§ EXERCISE PROMPT: Format the material below as a numbered list, running from its first line up to and including the line with "math-keyboard-button-m[interactable] [882, 337, 942, 397]", and omit any blank lines.

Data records
— begin —

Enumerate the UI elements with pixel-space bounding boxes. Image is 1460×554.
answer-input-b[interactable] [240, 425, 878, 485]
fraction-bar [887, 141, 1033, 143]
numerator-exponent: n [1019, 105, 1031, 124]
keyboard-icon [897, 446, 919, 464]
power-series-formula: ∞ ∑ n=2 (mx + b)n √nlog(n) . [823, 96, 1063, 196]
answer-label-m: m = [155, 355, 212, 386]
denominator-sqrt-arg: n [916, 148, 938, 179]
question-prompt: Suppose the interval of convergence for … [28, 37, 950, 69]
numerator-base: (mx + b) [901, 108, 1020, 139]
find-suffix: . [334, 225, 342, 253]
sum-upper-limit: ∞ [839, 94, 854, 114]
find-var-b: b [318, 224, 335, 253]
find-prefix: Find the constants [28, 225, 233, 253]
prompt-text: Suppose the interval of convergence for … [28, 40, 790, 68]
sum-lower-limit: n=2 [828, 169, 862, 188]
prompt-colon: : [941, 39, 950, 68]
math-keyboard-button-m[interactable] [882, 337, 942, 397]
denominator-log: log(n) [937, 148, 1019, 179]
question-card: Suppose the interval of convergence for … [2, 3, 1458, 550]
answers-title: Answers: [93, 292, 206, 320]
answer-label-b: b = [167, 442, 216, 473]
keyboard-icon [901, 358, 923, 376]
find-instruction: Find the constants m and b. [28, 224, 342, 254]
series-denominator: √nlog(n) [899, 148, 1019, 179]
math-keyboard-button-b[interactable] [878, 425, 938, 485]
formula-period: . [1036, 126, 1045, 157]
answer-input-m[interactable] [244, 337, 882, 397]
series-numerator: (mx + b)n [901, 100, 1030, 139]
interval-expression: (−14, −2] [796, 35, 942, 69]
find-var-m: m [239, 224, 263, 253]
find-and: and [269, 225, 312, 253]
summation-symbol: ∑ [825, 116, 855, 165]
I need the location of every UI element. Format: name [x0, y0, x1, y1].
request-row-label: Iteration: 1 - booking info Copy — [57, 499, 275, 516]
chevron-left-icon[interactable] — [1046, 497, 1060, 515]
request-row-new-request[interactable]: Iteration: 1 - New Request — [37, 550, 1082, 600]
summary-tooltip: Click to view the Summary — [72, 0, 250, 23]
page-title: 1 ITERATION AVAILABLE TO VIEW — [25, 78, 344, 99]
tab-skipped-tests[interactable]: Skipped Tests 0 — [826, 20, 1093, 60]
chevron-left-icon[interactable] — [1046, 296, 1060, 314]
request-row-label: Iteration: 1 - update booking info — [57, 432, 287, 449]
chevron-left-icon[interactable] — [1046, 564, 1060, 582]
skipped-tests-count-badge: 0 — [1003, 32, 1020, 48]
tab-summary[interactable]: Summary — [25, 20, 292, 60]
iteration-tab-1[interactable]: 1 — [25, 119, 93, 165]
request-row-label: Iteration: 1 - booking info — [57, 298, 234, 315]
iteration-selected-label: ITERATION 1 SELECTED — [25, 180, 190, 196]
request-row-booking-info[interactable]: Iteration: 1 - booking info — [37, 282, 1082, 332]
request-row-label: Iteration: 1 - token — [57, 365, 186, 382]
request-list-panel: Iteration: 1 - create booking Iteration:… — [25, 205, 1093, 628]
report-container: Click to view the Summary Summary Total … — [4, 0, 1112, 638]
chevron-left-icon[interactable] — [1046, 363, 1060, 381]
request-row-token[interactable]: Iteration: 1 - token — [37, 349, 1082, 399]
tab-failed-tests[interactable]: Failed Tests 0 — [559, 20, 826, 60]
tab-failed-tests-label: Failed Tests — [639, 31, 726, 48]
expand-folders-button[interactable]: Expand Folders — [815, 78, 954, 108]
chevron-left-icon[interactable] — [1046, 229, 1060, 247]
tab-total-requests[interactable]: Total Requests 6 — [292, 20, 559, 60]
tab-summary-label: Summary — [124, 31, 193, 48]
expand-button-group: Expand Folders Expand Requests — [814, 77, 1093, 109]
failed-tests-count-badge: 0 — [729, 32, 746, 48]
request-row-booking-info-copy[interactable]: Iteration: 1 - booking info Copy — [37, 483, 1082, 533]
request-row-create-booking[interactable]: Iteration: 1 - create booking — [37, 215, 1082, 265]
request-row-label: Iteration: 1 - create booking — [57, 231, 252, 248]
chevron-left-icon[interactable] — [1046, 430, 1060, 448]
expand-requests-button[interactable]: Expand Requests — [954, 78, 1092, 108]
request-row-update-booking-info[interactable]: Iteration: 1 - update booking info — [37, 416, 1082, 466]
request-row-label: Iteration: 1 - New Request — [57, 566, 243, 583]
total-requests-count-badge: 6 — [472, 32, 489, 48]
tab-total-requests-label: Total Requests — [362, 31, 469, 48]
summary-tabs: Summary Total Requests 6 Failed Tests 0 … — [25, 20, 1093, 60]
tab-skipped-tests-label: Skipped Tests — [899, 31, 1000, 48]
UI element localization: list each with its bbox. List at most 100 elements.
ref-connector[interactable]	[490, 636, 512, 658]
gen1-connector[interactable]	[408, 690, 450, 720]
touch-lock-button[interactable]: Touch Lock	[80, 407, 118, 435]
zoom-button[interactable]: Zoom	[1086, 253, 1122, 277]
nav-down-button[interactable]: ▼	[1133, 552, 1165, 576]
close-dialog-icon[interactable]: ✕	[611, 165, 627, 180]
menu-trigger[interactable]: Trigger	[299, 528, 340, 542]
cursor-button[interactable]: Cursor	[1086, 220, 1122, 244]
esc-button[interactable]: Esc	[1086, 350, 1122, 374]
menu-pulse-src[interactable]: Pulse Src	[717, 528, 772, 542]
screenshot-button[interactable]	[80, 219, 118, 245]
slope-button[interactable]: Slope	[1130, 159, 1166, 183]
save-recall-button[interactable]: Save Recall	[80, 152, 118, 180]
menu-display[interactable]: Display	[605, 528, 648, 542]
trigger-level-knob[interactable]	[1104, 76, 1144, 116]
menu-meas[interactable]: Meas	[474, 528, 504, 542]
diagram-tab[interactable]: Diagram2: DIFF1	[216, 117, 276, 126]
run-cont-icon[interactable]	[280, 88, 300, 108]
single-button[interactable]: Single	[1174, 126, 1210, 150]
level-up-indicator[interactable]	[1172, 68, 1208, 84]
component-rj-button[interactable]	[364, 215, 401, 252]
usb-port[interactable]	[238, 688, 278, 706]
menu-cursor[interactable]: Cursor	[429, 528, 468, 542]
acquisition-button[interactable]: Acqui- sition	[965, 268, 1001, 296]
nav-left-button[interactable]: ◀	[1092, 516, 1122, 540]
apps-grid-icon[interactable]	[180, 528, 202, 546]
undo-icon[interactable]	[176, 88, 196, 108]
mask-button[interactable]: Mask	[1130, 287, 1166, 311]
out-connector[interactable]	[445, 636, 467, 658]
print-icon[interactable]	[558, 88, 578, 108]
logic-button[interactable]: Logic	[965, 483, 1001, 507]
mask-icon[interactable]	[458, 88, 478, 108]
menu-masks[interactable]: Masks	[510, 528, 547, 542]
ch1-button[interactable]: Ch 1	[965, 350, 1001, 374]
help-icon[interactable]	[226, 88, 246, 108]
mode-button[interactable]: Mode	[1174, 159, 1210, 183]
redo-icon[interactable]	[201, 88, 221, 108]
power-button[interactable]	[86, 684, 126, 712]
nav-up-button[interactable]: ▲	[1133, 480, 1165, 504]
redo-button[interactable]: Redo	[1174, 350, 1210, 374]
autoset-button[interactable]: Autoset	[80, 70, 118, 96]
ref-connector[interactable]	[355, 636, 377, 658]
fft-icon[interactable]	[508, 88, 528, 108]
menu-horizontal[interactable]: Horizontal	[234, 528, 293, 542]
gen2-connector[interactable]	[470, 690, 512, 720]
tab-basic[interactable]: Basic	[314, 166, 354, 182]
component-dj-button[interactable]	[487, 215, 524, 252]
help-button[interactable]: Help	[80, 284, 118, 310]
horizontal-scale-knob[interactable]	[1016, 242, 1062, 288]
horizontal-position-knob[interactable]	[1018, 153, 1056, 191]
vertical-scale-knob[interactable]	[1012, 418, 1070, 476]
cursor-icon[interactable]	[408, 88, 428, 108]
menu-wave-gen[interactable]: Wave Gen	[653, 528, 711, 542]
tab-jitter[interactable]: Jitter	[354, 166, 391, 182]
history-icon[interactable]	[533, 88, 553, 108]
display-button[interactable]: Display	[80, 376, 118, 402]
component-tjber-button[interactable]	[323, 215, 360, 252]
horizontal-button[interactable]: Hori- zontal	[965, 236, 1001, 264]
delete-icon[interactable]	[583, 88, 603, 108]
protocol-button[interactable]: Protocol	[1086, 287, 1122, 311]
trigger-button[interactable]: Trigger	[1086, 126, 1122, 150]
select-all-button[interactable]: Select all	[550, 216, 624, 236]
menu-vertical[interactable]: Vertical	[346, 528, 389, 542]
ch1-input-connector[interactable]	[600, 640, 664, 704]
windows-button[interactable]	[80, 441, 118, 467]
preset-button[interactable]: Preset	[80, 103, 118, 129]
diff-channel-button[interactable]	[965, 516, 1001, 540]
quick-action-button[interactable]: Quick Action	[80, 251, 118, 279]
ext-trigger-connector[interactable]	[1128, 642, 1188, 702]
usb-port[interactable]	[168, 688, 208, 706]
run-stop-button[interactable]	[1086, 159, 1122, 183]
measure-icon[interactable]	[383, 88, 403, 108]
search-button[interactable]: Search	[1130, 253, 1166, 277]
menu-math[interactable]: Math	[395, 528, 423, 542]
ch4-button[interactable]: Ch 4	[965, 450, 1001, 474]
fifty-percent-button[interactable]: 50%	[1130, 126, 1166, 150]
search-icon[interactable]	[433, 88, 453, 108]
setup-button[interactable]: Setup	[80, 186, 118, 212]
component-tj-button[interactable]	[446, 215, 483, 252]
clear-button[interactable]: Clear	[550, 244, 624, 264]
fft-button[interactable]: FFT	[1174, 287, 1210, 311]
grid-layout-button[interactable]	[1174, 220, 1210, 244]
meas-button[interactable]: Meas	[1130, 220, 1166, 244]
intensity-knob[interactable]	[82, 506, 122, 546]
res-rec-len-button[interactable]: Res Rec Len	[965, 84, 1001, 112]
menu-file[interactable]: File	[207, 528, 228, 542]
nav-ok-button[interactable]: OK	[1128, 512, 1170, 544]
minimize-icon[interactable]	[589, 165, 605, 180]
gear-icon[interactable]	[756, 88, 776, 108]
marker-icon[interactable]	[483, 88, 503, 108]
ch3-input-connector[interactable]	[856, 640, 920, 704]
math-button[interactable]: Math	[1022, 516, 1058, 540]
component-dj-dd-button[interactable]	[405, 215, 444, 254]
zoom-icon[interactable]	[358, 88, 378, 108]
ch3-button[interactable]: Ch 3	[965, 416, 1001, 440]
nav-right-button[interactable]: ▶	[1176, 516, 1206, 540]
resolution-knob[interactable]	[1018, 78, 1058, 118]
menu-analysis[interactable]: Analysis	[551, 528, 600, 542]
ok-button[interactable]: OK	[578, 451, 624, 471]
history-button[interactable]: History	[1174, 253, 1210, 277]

— end —

§ ANSWER FOR THIS EXERCISE:
1. Enumerate the UI elements with pixel-space bounding boxes. Image is 1460×554.
2. answer-input-b[interactable] [240, 425, 878, 485]
3. fraction-bar [887, 141, 1033, 143]
4. numerator-exponent: n [1019, 105, 1031, 124]
5. keyboard-icon [897, 446, 919, 464]
6. power-series-formula: ∞ ∑ n=2 (mx + b)n √nlog(n) . [823, 96, 1063, 196]
7. answer-label-m: m = [155, 355, 212, 386]
8. denominator-sqrt-arg: n [916, 148, 938, 179]
9. question-prompt: Suppose the interval of convergence for … [28, 37, 950, 69]
10. numerator-base: (mx + b) [901, 108, 1020, 139]
11. find-suffix: . [334, 225, 342, 253]
12. sum-upper-limit: ∞ [839, 94, 854, 114]
13. find-var-b: b [318, 224, 335, 253]
14. find-prefix: Find the constants [28, 225, 233, 253]
15. prompt-text: Suppose the interval of convergence for … [28, 40, 790, 68]
16. sum-lower-limit: n=2 [828, 169, 862, 188]
17. prompt-colon: : [941, 39, 950, 68]
18. math-keyboard-button-m[interactable] [882, 337, 942, 397]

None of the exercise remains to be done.